Pictures don't belong in the copy; print all the records exactly.

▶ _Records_
□ □ □ □
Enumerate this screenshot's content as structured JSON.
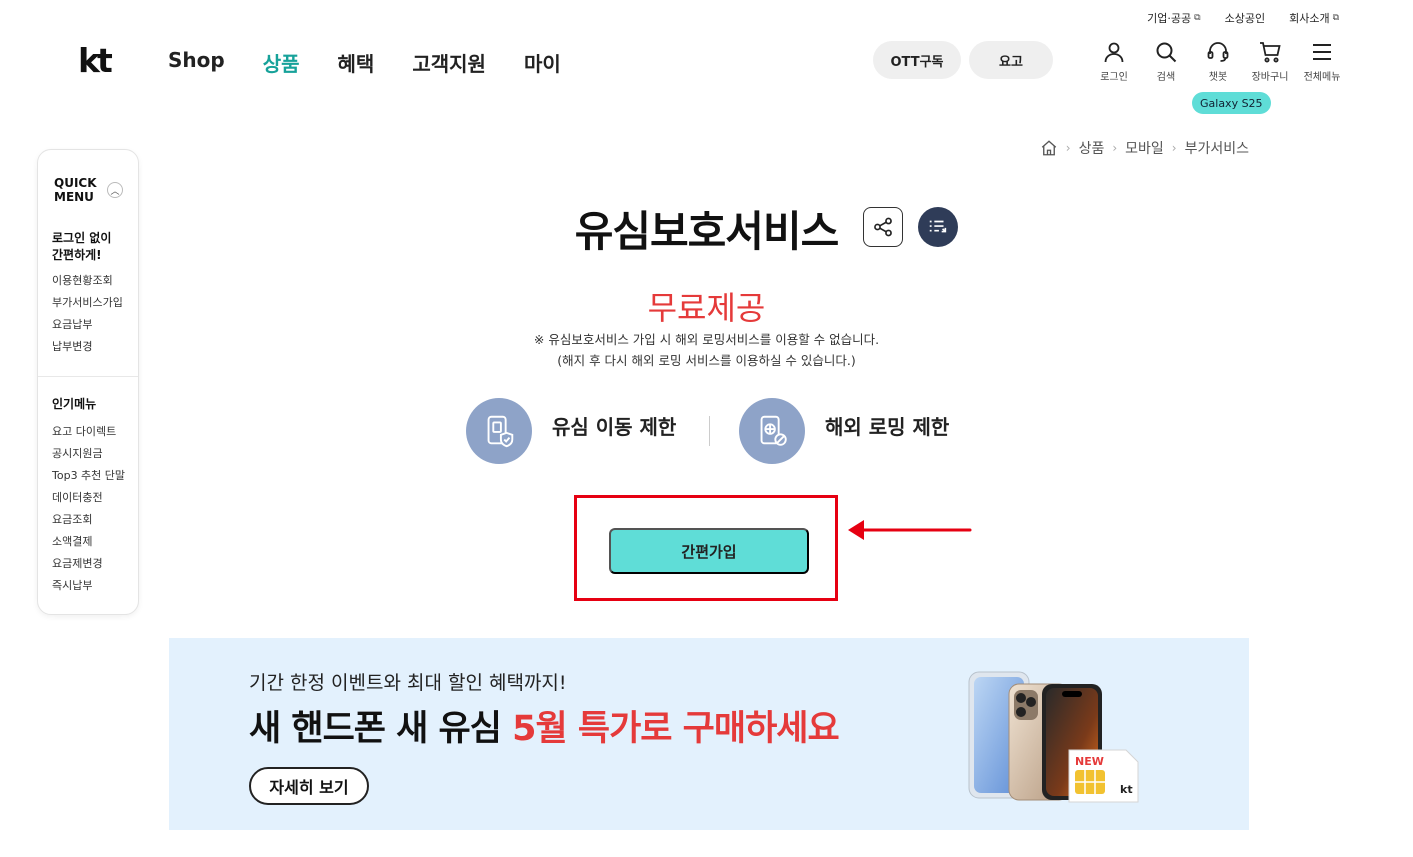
{
  "utility_bar": {
    "business": "기업·공공",
    "small_business": "소상공인",
    "company": "회사소개"
  },
  "header": {
    "logo": "kt",
    "nav": [
      "Shop",
      "상품",
      "혜택",
      "고객지원",
      "마이"
    ],
    "active_nav": "상품",
    "ott_button": "OTT구독",
    "plan_button": "요고",
    "icons": [
      {
        "name": "user-icon",
        "label": "로그인"
      },
      {
        "name": "search-icon",
        "label": "검색"
      },
      {
        "name": "chatbot-icon",
        "label": "챗봇"
      },
      {
        "name": "cart-icon",
        "label": "장바구니"
      },
      {
        "name": "menu-icon",
        "label": "전체메뉴"
      }
    ],
    "promo_badge": "Galaxy S25"
  },
  "breadcrumb": [
    "상품",
    "모바일",
    "부가서비스"
  ],
  "quick_menu": {
    "title_line1": "QUICK",
    "title_line2": "MENU",
    "section1_title_line1": "로그인 없이",
    "section1_title_line2": "간편하게!",
    "section1_items": [
      "이용현황조회",
      "부가서비스가입",
      "요금납부",
      "납부변경"
    ],
    "section2_title": "인기메뉴",
    "section2_items": [
      "요고 다이렉트",
      "공시지원금",
      "Top3 추천 단말",
      "데이터충전",
      "요금조회",
      "소액결제",
      "요금제변경",
      "즉시납부"
    ]
  },
  "main": {
    "title": "유심보호서비스",
    "subtitle": "무료제공",
    "notice_line1": "※ 유심보호서비스 가입 시 해외 로밍서비스를 이용할 수 없습니다.",
    "notice_line2": "(해지 후 다시 해외 로밍 서비스를 이용하실 수 있습니다.)",
    "features": [
      "유심 이동 제한",
      "해외 로밍 제한"
    ],
    "join_button": "간편가입"
  },
  "banner": {
    "small_text": "기간 한정 이벤트와 최대 할인 혜택까지!",
    "big_text_prefix": "새 핸드폰 새 유심 ",
    "big_text_highlight": "5월 특가로 구매하세요",
    "button": "자세히 보기",
    "sim_new_label": "NEW",
    "sim_brand": "kt"
  },
  "colors": {
    "accent": "#17a29a",
    "join_button": "#5fddd7",
    "highlight_red": "#e53a3a",
    "annotation_red": "#e60012",
    "banner_bg": "#e3f1fd",
    "feature_circle": "#8ea3c8"
  }
}
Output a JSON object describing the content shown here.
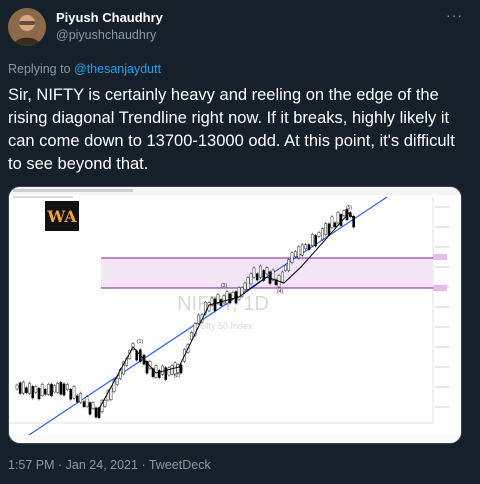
{
  "tweet": {
    "author_name": "Piyush Chaudhry",
    "author_handle": "@piyushchaudhry",
    "replying_prefix": "Replying to ",
    "replying_to": "@thesanjaydutt",
    "text": "Sir, NIFTY is certainly heavy and reeling on the edge of the rising diagonal Trendline right now. If it breaks, highly likely it can come down to 13700-13000 odd. At this point, it's difficult to see beyond that.",
    "time": "1:57 PM",
    "separator": " · ",
    "date": "Jan 24, 2021",
    "source": "TweetDeck",
    "more_icon": "more-horizontal-icon"
  },
  "chart_image": {
    "watermark_title": "NIFTY, 1D",
    "watermark_subtitle": "Nifty 50 Index",
    "logo_text": "WA",
    "wave_labels": [
      "(1)",
      "(2)",
      "(3)",
      "(4)",
      "(5)"
    ],
    "colors": {
      "trendline": "#2962ff",
      "zone_border": "#7b1fa2",
      "zone_fill": "#f3e5f5",
      "candle_up": "#ffffff",
      "candle_down": "#000000",
      "wave_line": "#000000"
    }
  }
}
□ □ □ □
▶ _CORRECT ANSWER_
Enumerate this screenshot's content as structured JSON.
{
  "utility_bar": {
    "business": "기업·공공",
    "small_business": "소상공인",
    "company": "회사소개"
  },
  "header": {
    "logo": "kt",
    "nav": [
      "Shop",
      "상품",
      "혜택",
      "고객지원",
      "마이"
    ],
    "active_nav": "상품",
    "ott_button": "OTT구독",
    "plan_button": "요고",
    "icons": [
      {
        "name": "user-icon",
        "label": "로그인"
      },
      {
        "name": "search-icon",
        "label": "검색"
      },
      {
        "name": "chatbot-icon",
        "label": "챗봇"
      },
      {
        "name": "cart-icon",
        "label": "장바구니"
      },
      {
        "name": "menu-icon",
        "label": "전체메뉴"
      }
    ],
    "promo_badge": "Galaxy S25"
  },
  "breadcrumb": [
    "상품",
    "모바일",
    "부가서비스"
  ],
  "quick_menu": {
    "title_line1": "QUICK",
    "title_line2": "MENU",
    "section1_title_line1": "로그인 없이",
    "section1_title_line2": "간편하게!",
    "section1_items": [
      "이용현황조회",
      "부가서비스가입",
      "요금납부",
      "납부변경"
    ],
    "section2_title": "인기메뉴",
    "section2_items": [
      "요고 다이렉트",
      "공시지원금",
      "Top3 추천 단말",
      "데이터충전",
      "요금조회",
      "소액결제",
      "요금제변경",
      "즉시납부"
    ]
  },
  "main": {
    "title": "유심보호서비스",
    "subtitle": "무료제공",
    "notice_line1": "※ 유심보호서비스 가입 시 해외 로밍서비스를 이용할 수 없습니다.",
    "notice_line2": "(해지 후 다시 해외 로밍 서비스를 이용하실 수 있습니다.)",
    "features": [
      "유심 이동 제한",
      "해외 로밍 제한"
    ],
    "join_button": "간편가입"
  },
  "banner": {
    "small_text": "기간 한정 이벤트와 최대 할인 혜택까지!",
    "big_text_prefix": "새 핸드폰 새 유심 ",
    "big_text_highlight": "5월 특가로 구매하세요",
    "button": "자세히 보기",
    "sim_new_label": "NEW",
    "sim_brand": "kt"
  },
  "colors": {
    "accent": "#17a29a",
    "join_button": "#5fddd7",
    "highlight_red": "#e53a3a",
    "annotation_red": "#e60012",
    "banner_bg": "#e3f1fd",
    "feature_circle": "#8ea3c8"
  }
}
Output a JSON object describing the content shown here.
{
  "tweet": {
    "author_name": "Piyush Chaudhry",
    "author_handle": "@piyushchaudhry",
    "replying_prefix": "Replying to ",
    "replying_to": "@thesanjaydutt",
    "text": "Sir, NIFTY is certainly heavy and reeling on the edge of the rising diagonal Trendline right now. If it breaks, highly likely it can come down to 13700-13000 odd. At this point, it's difficult to see beyond that.",
    "time": "1:57 PM",
    "separator": " · ",
    "date": "Jan 24, 2021",
    "source": "TweetDeck",
    "more_icon": "more-horizontal-icon"
  },
  "chart_image": {
    "watermark_title": "NIFTY, 1D",
    "watermark_subtitle": "Nifty 50 Index",
    "logo_text": "WA",
    "wave_labels": [
      "(1)",
      "(2)",
      "(3)",
      "(4)",
      "(5)"
    ],
    "colors": {
      "trendline": "#2962ff",
      "zone_border": "#7b1fa2",
      "zone_fill": "#f3e5f5",
      "candle_up": "#ffffff",
      "candle_down": "#000000",
      "wave_line": "#000000"
    }
  }
}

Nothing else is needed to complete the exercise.